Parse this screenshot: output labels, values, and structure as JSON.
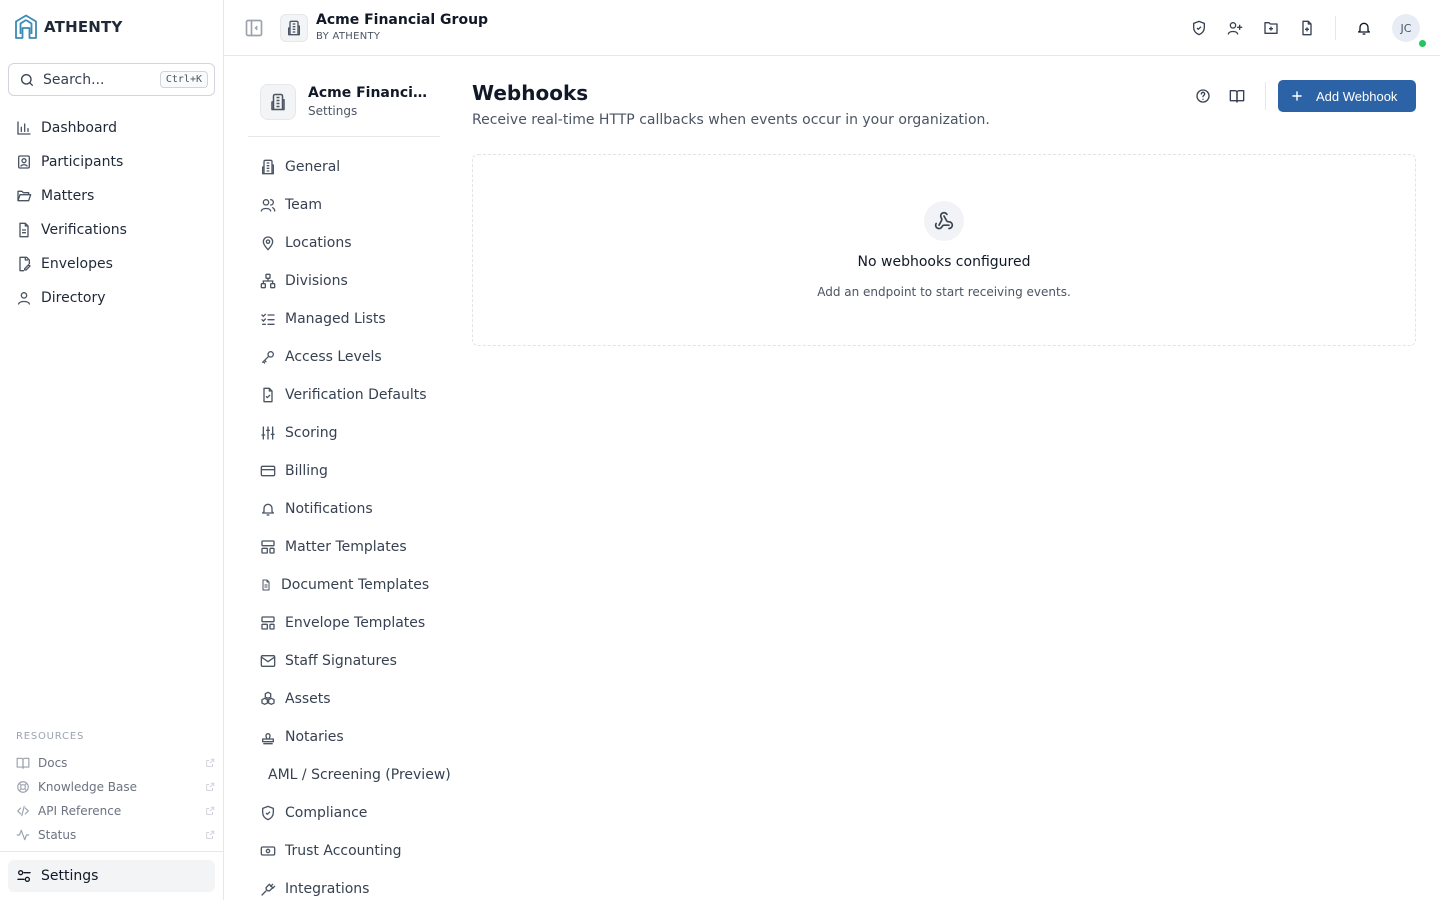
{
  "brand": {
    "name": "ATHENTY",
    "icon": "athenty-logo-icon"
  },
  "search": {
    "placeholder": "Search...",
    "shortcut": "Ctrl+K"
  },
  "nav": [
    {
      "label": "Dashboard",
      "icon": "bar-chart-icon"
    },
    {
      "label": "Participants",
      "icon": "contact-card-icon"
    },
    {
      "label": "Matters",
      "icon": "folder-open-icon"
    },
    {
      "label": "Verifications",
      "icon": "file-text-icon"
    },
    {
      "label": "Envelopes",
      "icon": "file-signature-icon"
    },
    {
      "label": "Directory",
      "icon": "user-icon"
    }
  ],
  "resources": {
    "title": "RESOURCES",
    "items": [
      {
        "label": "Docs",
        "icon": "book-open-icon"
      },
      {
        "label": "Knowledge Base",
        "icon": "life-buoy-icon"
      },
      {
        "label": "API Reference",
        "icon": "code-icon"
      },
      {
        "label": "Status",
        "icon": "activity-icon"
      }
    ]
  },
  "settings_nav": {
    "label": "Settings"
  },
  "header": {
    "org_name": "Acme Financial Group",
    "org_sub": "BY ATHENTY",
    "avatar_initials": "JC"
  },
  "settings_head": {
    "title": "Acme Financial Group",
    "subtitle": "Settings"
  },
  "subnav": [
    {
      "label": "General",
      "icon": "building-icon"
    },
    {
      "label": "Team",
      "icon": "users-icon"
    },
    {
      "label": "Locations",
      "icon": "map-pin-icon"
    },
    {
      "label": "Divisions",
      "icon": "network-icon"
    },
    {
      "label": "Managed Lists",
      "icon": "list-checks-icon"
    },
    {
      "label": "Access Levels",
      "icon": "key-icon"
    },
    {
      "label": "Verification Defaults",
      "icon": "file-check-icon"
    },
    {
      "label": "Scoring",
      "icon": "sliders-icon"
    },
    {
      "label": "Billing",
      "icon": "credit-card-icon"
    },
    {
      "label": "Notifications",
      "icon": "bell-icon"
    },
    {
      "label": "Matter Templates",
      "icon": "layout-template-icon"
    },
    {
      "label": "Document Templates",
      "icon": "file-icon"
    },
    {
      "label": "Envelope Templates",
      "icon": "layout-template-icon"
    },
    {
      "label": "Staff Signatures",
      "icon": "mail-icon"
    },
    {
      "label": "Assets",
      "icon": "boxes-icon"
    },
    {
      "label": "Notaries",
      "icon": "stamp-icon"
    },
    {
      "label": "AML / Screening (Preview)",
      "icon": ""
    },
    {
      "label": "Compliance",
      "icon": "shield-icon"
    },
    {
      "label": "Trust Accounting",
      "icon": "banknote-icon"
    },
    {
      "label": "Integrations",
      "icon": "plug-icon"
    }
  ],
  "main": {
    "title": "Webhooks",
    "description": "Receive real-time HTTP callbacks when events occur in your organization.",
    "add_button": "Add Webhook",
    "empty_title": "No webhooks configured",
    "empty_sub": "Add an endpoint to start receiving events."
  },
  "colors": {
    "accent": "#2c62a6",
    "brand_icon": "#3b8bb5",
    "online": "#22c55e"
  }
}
--- --- ---
Transcribe the material exactly, leaving every picture out.

The solution:
Parse this screenshot: output labels, values, and structure as JSON.
{
  "brand": {
    "name": "ATHENTY",
    "icon": "athenty-logo-icon"
  },
  "search": {
    "placeholder": "Search...",
    "shortcut": "Ctrl+K"
  },
  "nav": [
    {
      "label": "Dashboard",
      "icon": "bar-chart-icon"
    },
    {
      "label": "Participants",
      "icon": "contact-card-icon"
    },
    {
      "label": "Matters",
      "icon": "folder-open-icon"
    },
    {
      "label": "Verifications",
      "icon": "file-text-icon"
    },
    {
      "label": "Envelopes",
      "icon": "file-signature-icon"
    },
    {
      "label": "Directory",
      "icon": "user-icon"
    }
  ],
  "resources": {
    "title": "RESOURCES",
    "items": [
      {
        "label": "Docs",
        "icon": "book-open-icon"
      },
      {
        "label": "Knowledge Base",
        "icon": "life-buoy-icon"
      },
      {
        "label": "API Reference",
        "icon": "code-icon"
      },
      {
        "label": "Status",
        "icon": "activity-icon"
      }
    ]
  },
  "settings_nav": {
    "label": "Settings"
  },
  "header": {
    "org_name": "Acme Financial Group",
    "org_sub": "BY ATHENTY",
    "avatar_initials": "JC"
  },
  "settings_head": {
    "title": "Acme Financial Group",
    "subtitle": "Settings"
  },
  "subnav": [
    {
      "label": "General",
      "icon": "building-icon"
    },
    {
      "label": "Team",
      "icon": "users-icon"
    },
    {
      "label": "Locations",
      "icon": "map-pin-icon"
    },
    {
      "label": "Divisions",
      "icon": "network-icon"
    },
    {
      "label": "Managed Lists",
      "icon": "list-checks-icon"
    },
    {
      "label": "Access Levels",
      "icon": "key-icon"
    },
    {
      "label": "Verification Defaults",
      "icon": "file-check-icon"
    },
    {
      "label": "Scoring",
      "icon": "sliders-icon"
    },
    {
      "label": "Billing",
      "icon": "credit-card-icon"
    },
    {
      "label": "Notifications",
      "icon": "bell-icon"
    },
    {
      "label": "Matter Templates",
      "icon": "layout-template-icon"
    },
    {
      "label": "Document Templates",
      "icon": "file-icon"
    },
    {
      "label": "Envelope Templates",
      "icon": "layout-template-icon"
    },
    {
      "label": "Staff Signatures",
      "icon": "mail-icon"
    },
    {
      "label": "Assets",
      "icon": "boxes-icon"
    },
    {
      "label": "Notaries",
      "icon": "stamp-icon"
    },
    {
      "label": "AML / Screening (Preview)",
      "icon": ""
    },
    {
      "label": "Compliance",
      "icon": "shield-icon"
    },
    {
      "label": "Trust Accounting",
      "icon": "banknote-icon"
    },
    {
      "label": "Integrations",
      "icon": "plug-icon"
    }
  ],
  "main": {
    "title": "Webhooks",
    "description": "Receive real-time HTTP callbacks when events occur in your organization.",
    "add_button": "Add Webhook",
    "empty_title": "No webhooks configured",
    "empty_sub": "Add an endpoint to start receiving events."
  },
  "colors": {
    "accent": "#2c62a6",
    "brand_icon": "#3b8bb5",
    "online": "#22c55e"
  }
}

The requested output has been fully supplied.